* [EXERCISE]:
Give back each entry unchanged, minus pictures.

* [DATA LINES]:

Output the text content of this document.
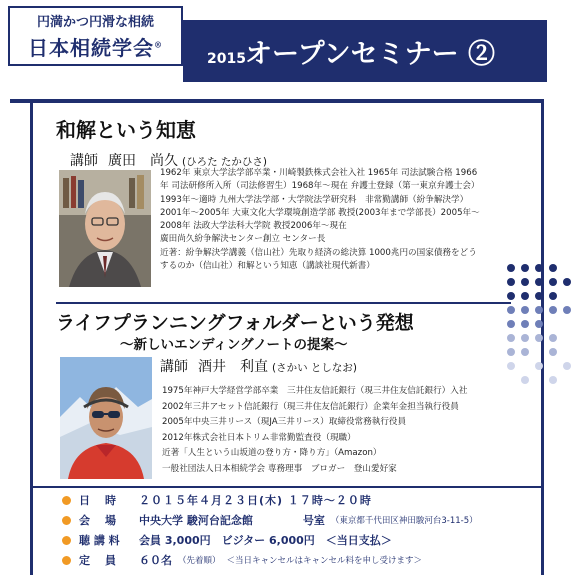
円満かつ円滑な相続
日本相続学会®
2015 オープンセミナー ②
和解という知恵
講師 廣田　尚久 (ひろた たかひさ)
1962年 東京大学法学部卒業・川崎製鉄株式会社入社 1965年 司法試験合格 1966
年 司法研修所入所（司法修習生）1968年〜現在 弁護士登録（第一東京弁護士会）
1993年〜適時 九州大学法学部・大学院法学研究科　非常勤講師（紛争解決学）
2001年〜2005年 大東文化大学環境創造学部 教授(2003年まで学部長）2005年〜
2008年 法政大学法科大学院 教授2006年〜現在
廣田尚久紛争解決センター創立 センター長
近著：紛争解決学講義（信山社）先取り経済の総決算 1000兆円の国家債務をどう
するのか（信山社）和解という知恵（講談社現代新書）
ライフプランニングフォルダーという発想
〜新しいエンディングノートの提案〜
講師 酒井　利直 (さかい としなお)
1975年神戸大学経営学部卒業　三井住友信託銀行（現三井住友信託銀行）入社
2002年三井アセット信託銀行（現三井住友信託銀行）企業年金担当執行役員
2005年中央三井リース（現JA三井リース）取締役常務執行役員
2012年株式会社日本トリム非常勤監査役（現職）
近著「人生という山坂道の登り方・降り方」（Amazon）
一般社団法人日本相続学会 専務理事　ブロガー　登山愛好家
日　時	２０１５年４月２３日(木) １７時～２０時
会　場	中央大学 駿河台記念館	号室 （東京都千代田区神田駿河台3-11-5）
聴 講 料	会員 3,000円　ビジター 6,000円　＜当日支払＞
定　員	６０名 （先着順） ＜当日キャンセルはキャンセル料を申し受けます＞
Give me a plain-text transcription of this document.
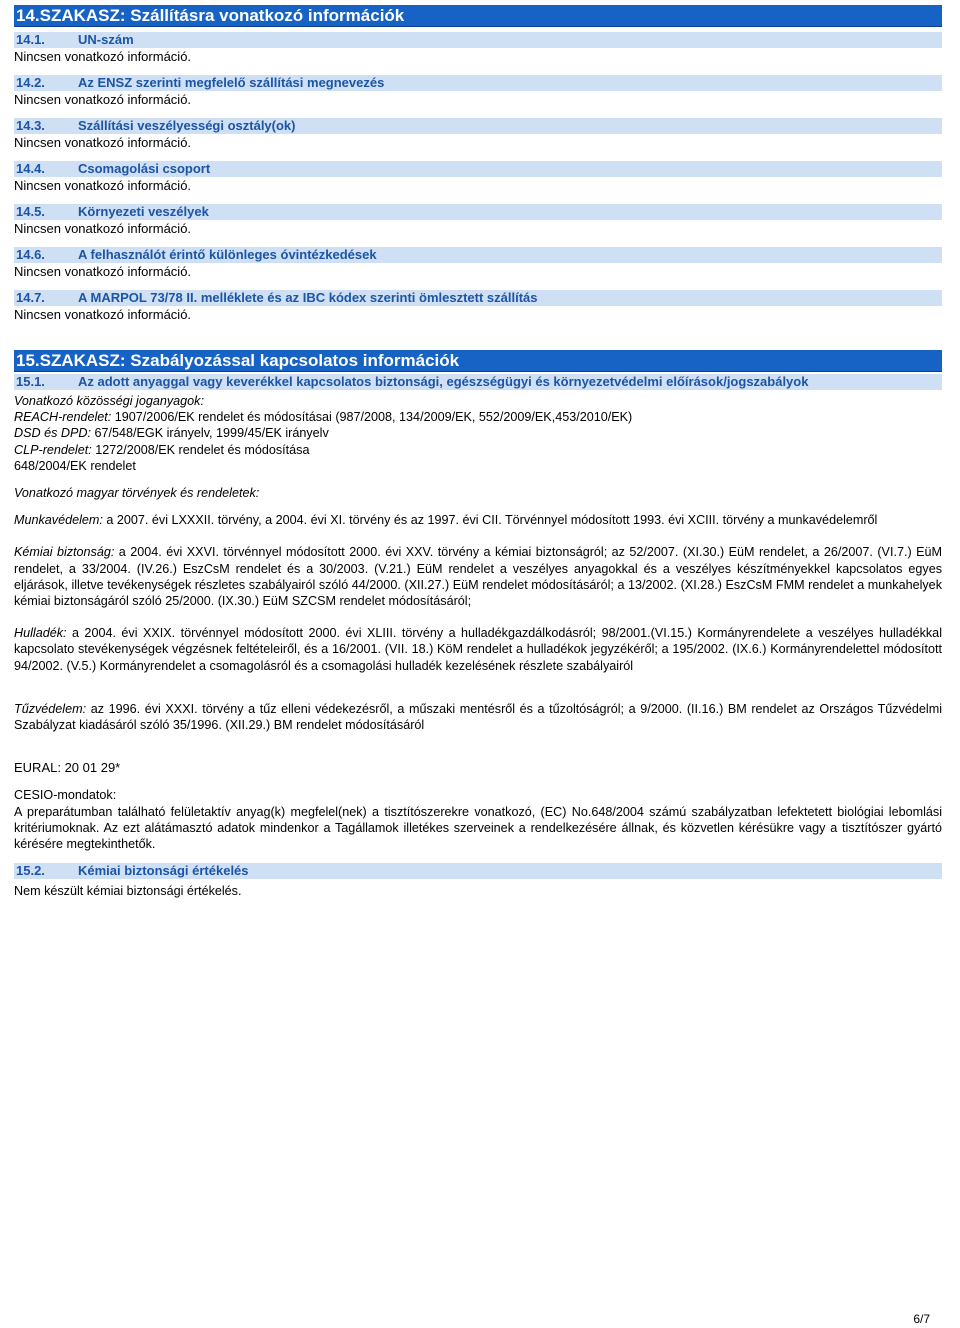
14.SZAKASZ: Szállításra vonatkozó információk
14.1.	UN-szám
Nincsen vonatkozó információ.
14.2.	Az ENSZ szerinti megfelelő szállítási megnevezés
Nincsen vonatkozó információ.
14.3.	Szállítási veszélyességi osztály(ok)
Nincsen vonatkozó információ.
14.4.	Csomagolási csoport
Nincsen vonatkozó információ.
14.5.	Környezeti veszélyek
Nincsen vonatkozó információ.
14.6.	A felhasználót érintő különleges óvintézkedések
Nincsen vonatkozó információ.
14.7.	A MARPOL 73/78 II. melléklete és az IBC kódex szerinti ömlesztett szállítás
Nincsen vonatkozó információ.
15.SZAKASZ: Szabályozással kapcsolatos információk
15.1.	Az adott anyaggal vagy keverékkel kapcsolatos biztonsági, egészségügyi és környezetvédelmi előírások/jogszabályok

Vonatkozó közösségi joganyagok:

REACH-rendelet: 1907/2006/EK rendelet és módosításai (987/2008, 134/2009/EK, 552/2009/EK,453/2010/EK)

DSD és DPD: 67/548/EGK irányelv, 1999/45/EK irányelv

CLP-rendelet: 1272/2008/EK rendelet és módosítása

648/2004/EK rendelet

Vonatkozó magyar törvények és rendeletek:

Munkavédelem: a 2007. évi LXXXII. törvény, a 2004. évi XI. törvény és az 1997. évi CII. Törvénnyel módosított 1993. évi XCIII. törvény a munkavédelemről

Kémiai biztonság: a 2004. évi XXVI. törvénnyel módosított 2000. évi XXV. törvény a kémiai biztonságról; az 52/2007. (XI.30.) EüM rendelet, a 26/2007. (VI.7.) EüM rendelet, a 33/2004. (IV.26.) EszCsM rendelet és a 30/2003. (V.21.) EüM rendelet a veszélyes anyagokkal és a veszélyes készítményekkel kapcsolatos egyes eljárások, illetve tevékenységek részletes szabályairól szóló 44/2000. (XII.27.) EüM rendelet módosításáról; a 13/2002. (XI.28.) EszCsM FMM rendelet a munkahelyek kémiai biztonságáról szóló 25/2000. (IX.30.) EüM SZCSM rendelet módosításáról;

Hulladék: a 2004. évi XXIX. törvénnyel módosított 2000. évi XLIII. törvény a hulladékgazdálkodásról; 98/2001.(VI.15.) Kormányrendelete a veszélyes hulladékkal kapcsolato stevékenységek végzésnek feltételeiről, és a 16/2001. (VII. 18.) KöM rendelet a hulladékok jegyzékéről; a 195/2002. (IX.6.) Kormányrendelettel módosított 94/2002. (V.5.) Kormányrendelet a csomagolásról és a csomagolási hulladék kezelésének részlete szabályairól

Tűzvédelem: az 1996. évi XXXI. törvény a tűz elleni védekezésről, a műszaki mentésről és a tűzoltóságról; a 9/2000. (II.16.) BM rendelet az Országos Tűzvédelmi Szabályzat kiadásáról szóló 35/1996. (XII.29.) BM rendelet módosításáról

EURAL: 20 01 29*

CESIO-mondatok:

A preparátumban található felületaktív anyag(k) megfelel(nek) a tisztítószerekre vonatkozó, (EC) No.648/2004 számú szabályzatban lefektetett biológiai lebomlási kritériumoknak. Az ezt alátámasztó adatok mindenkor a Tagállamok illetékes szerveinek a rendelkezésére állnak, és közvetlen kérésükre vagy a tisztítószer gyártó kérésére megtekinthetők.

15.2.	Kémiai biztonsági értékelés

Nem készült kémiai biztonsági értékelés.

6/7
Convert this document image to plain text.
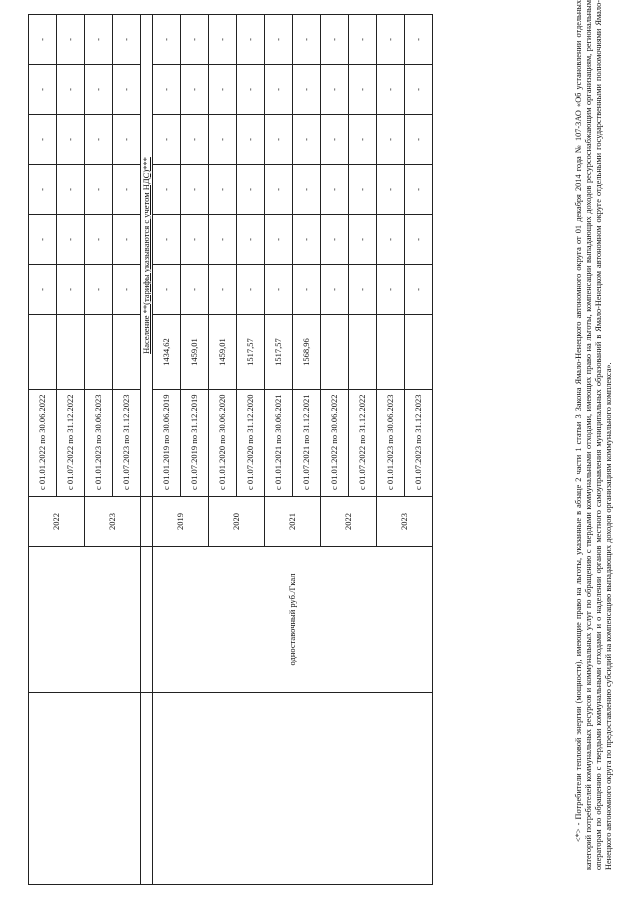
		2022	с 01.01.2022 по 30.06.2022		-	-	-	-	-	-
			с 01.07.2022 по 31.12.2022		-	-	-	-	-	-
		2023	с 01.01.2023 по 30.06.2023		-	-	-	-	-	-
			с 01.07.2023 по 31.12.2023		-	-	-	-	-	-
			Население **(тарифы указываются с учетом НДС)***							
	одноставочный руб./Гкал	2019	с 01.01.2019 по 30.06.2019	1434,62	-	-	-	-	-	-
			с 01.07.2019 по 31.12.2019	1459,01	-	-	-	-	-	-
		2020	с 01.01.2020 по 30.06.2020	1459,01	-	-	-	-	-	-
			с 01.07.2020 по 31.12.2020	1517,57	-	-	-	-	-	-
		2021	с 01.01.2021 по 30.06.2021	1517,57	-	-	-	-	-	-
			с 01.07.2021 по 31.12.2021	1568,96	-	-	-	-	-	-
		2022	с 01.01.2022 по 30.06.2022		-	-	-	-	-	-
			с 01.07.2022 по 31.12.2022		-	-	-	-	-	-
		2023	с 01.01.2023 по 30.06.2023		-	-	-	-	-	-
			с 01.07.2023 по 31.12.2023		-	-	-	-	-	-	<*> - Потребители тепловой энергии (мощности), имеющие право на льготы, указанные в абзаце 2 части 1 статьи 3 Закона Ямало-Ненецкого автономного округа от 01 декабря 2014 года № 107-ЗАО «Об установлении отдельных категорий потребителей коммунальных ресурсов и коммунальных услуг по обращению с твердыми коммунальными отходами, имеющих право на льготы, компенсации выпадающих доходов ресурсоснабжающим организациям, региональным операторам по обращению с твердыми коммунальными отходами и о наделении органов местного самоуправления муниципальных образований в Ямало-Ненецком автономном округе отдельными государственными полномочиями Ямало-Ненецкого автономного округа по предоставлению субсидий на компенсацию выпадающих доходов организациям коммунального комплекса».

* [ANSWER IN FULL]:
Output the text content of this document.
円満かつ円滑な相続
日本相続学会®
2015 オープンセミナー ②
和解という知恵
講師 廣田　尚久 (ひろた たかひさ)
1962年 東京大学法学部卒業・川崎製鉄株式会社入社 1965年 司法試験合格 1966
年 司法研修所入所（司法修習生）1968年〜現在 弁護士登録（第一東京弁護士会）
1993年〜適時 九州大学法学部・大学院法学研究科　非常勤講師（紛争解決学）
2001年〜2005年 大東文化大学環境創造学部 教授(2003年まで学部長）2005年〜
2008年 法政大学法科大学院 教授2006年〜現在
廣田尚久紛争解決センター創立 センター長
近著：紛争解決学講義（信山社）先取り経済の総決算 1000兆円の国家債務をどう
するのか（信山社）和解という知恵（講談社現代新書）
ライフプランニングフォルダーという発想
〜新しいエンディングノートの提案〜
講師 酒井　利直 (さかい としなお)
1975年神戸大学経営学部卒業　三井住友信託銀行（現三井住友信託銀行）入社
2002年三井アセット信託銀行（現三井住友信託銀行）企業年金担当執行役員
2005年中央三井リース（現JA三井リース）取締役常務執行役員
2012年株式会社日本トリム非常勤監査役（現職）
近著「人生という山坂道の登り方・降り方」（Amazon）
一般社団法人日本相続学会 専務理事　ブロガー　登山愛好家
日　時	２０１５年４月２３日(木) １７時～２０時
会　場	中央大学 駿河台記念館	号室 （東京都千代田区神田駿河台3-11-5）
聴 講 料	会員 3,000円　ビジター 6,000円　＜当日支払＞
定　員	６０名 （先着順） ＜当日キャンセルはキャンセル料を申し受けます＞
Give me a plain-text transcription of this document.
14.SZAKASZ: Szállításra vonatkozó információk
14.1.	UN-szám
Nincsen vonatkozó információ.
14.2.	Az ENSZ szerinti megfelelő szállítási megnevezés
Nincsen vonatkozó információ.
14.3.	Szállítási veszélyességi osztály(ok)
Nincsen vonatkozó információ.
14.4.	Csomagolási csoport
Nincsen vonatkozó információ.
14.5.	Környezeti veszélyek
Nincsen vonatkozó információ.
14.6.	A felhasználót érintő különleges óvintézkedések
Nincsen vonatkozó információ.
14.7.	A MARPOL 73/78 II. melléklete és az IBC kódex szerinti ömlesztett szállítás
Nincsen vonatkozó információ.
15.SZAKASZ: Szabályozással kapcsolatos információk
15.1.	Az adott anyaggal vagy keverékkel kapcsolatos biztonsági, egészségügyi és környezetvédelmi előírások/jogszabályok

Vonatkozó közösségi joganyagok:

REACH-rendelet: 1907/2006/EK rendelet és módosításai (987/2008, 134/2009/EK, 552/2009/EK,453/2010/EK)

DSD és DPD: 67/548/EGK irányelv, 1999/45/EK irányelv

CLP-rendelet: 1272/2008/EK rendelet és módosítása

648/2004/EK rendelet

Vonatkozó magyar törvények és rendeletek:

Munkavédelem: a 2007. évi LXXXII. törvény, a 2004. évi XI. törvény és az 1997. évi CII. Törvénnyel módosított 1993. évi XCIII. törvény a munkavédelemről

Kémiai biztonság: a 2004. évi XXVI. törvénnyel módosított 2000. évi XXV. törvény a kémiai biztonságról; az 52/2007. (XI.30.) EüM rendelet, a 26/2007. (VI.7.) EüM rendelet, a 33/2004. (IV.26.) EszCsM rendelet és a 30/2003. (V.21.) EüM rendelet a veszélyes anyagokkal és a veszélyes készítményekkel kapcsolatos egyes eljárások, illetve tevékenységek részletes szabályairól szóló 44/2000. (XII.27.) EüM rendelet módosításáról; a 13/2002. (XI.28.) EszCsM FMM rendelet a munkahelyek kémiai biztonságáról szóló 25/2000. (IX.30.) EüM SZCSM rendelet módosításáról;

Hulladék: a 2004. évi XXIX. törvénnyel módosított 2000. évi XLIII. törvény a hulladékgazdálkodásról; 98/2001.(VI.15.) Kormányrendelete a veszélyes hulladékkal kapcsolato stevékenységek végzésnek feltételeiről, és a 16/2001. (VII. 18.) KöM rendelet a hulladékok jegyzékéről; a 195/2002. (IX.6.) Kormányrendelettel módosított 94/2002. (V.5.) Kormányrendelet a csomagolásról és a csomagolási hulladék kezelésének részlete szabályairól

Tűzvédelem: az 1996. évi XXXI. törvény a tűz elleni védekezésről, a műszaki mentésről és a tűzoltóságról; a 9/2000. (II.16.) BM rendelet az Országos Tűzvédelmi Szabályzat kiadásáról szóló 35/1996. (XII.29.) BM rendelet módosításáról

EURAL: 20 01 29*

CESIO-mondatok:

A preparátumban található felületaktív anyag(k) megfelel(nek) a tisztítószerekre vonatkozó, (EC) No.648/2004 számú szabályzatban lefektetett biológiai lebomlási kritériumoknak. Az ezt alátámasztó adatok mindenkor a Tagállamok illetékes szerveinek a rendelkezésére állnak, és közvetlen kérésükre vagy a tisztítószer gyártó kérésére megtekinthetők.

15.2.	Kémiai biztonsági értékelés

Nem készült kémiai biztonsági értékelés.

6/7
Convert this document image to plain text.
		2022	с 01.01.2022 по 30.06.2022		-	-	-	-	-	-
			с 01.07.2022 по 31.12.2022		-	-	-	-	-	-
		2023	с 01.01.2023 по 30.06.2023		-	-	-	-	-	-
			с 01.07.2023 по 31.12.2023		-	-	-	-	-	-
			Население **(тарифы указываются с учетом НДС)***							
	одноставочный руб./Гкал	2019	с 01.01.2019 по 30.06.2019	1434,62	-	-	-	-	-	-
			с 01.07.2019 по 31.12.2019	1459,01	-	-	-	-	-	-
		2020	с 01.01.2020 по 30.06.2020	1459,01	-	-	-	-	-	-
			с 01.07.2020 по 31.12.2020	1517,57	-	-	-	-	-	-
		2021	с 01.01.2021 по 30.06.2021	1517,57	-	-	-	-	-	-
			с 01.07.2021 по 31.12.2021	1568,96	-	-	-	-	-	-
		2022	с 01.01.2022 по 30.06.2022		-	-	-	-	-	-
			с 01.07.2022 по 31.12.2022		-	-	-	-	-	-
		2023	с 01.01.2023 по 30.06.2023		-	-	-	-	-	-
			с 01.07.2023 по 31.12.2023		-	-	-	-	-	-	<*> - Потребители тепловой энергии (мощности), имеющие право на льготы, указанные в абзаце 2 части 1 статьи 3 Закона Ямало-Ненецкого автономного округа от 01 декабря 2014 года № 107-ЗАО «Об установлении отдельных категорий потребителей коммунальных ресурсов и коммунальных услуг по обращению с твердыми коммунальными отходами, имеющих право на льготы, компенсации выпадающих доходов ресурсоснабжающим организациям, региональным операторам по обращению с твердыми коммунальными отходами и о наделении органов местного самоуправления муниципальных образований в Ямало-Ненецком автономном округе отдельными государственными полномочиями Ямало-Ненецкого автономного округа по предоставлению субсидий на компенсацию выпадающих доходов организациям коммунального комплекса».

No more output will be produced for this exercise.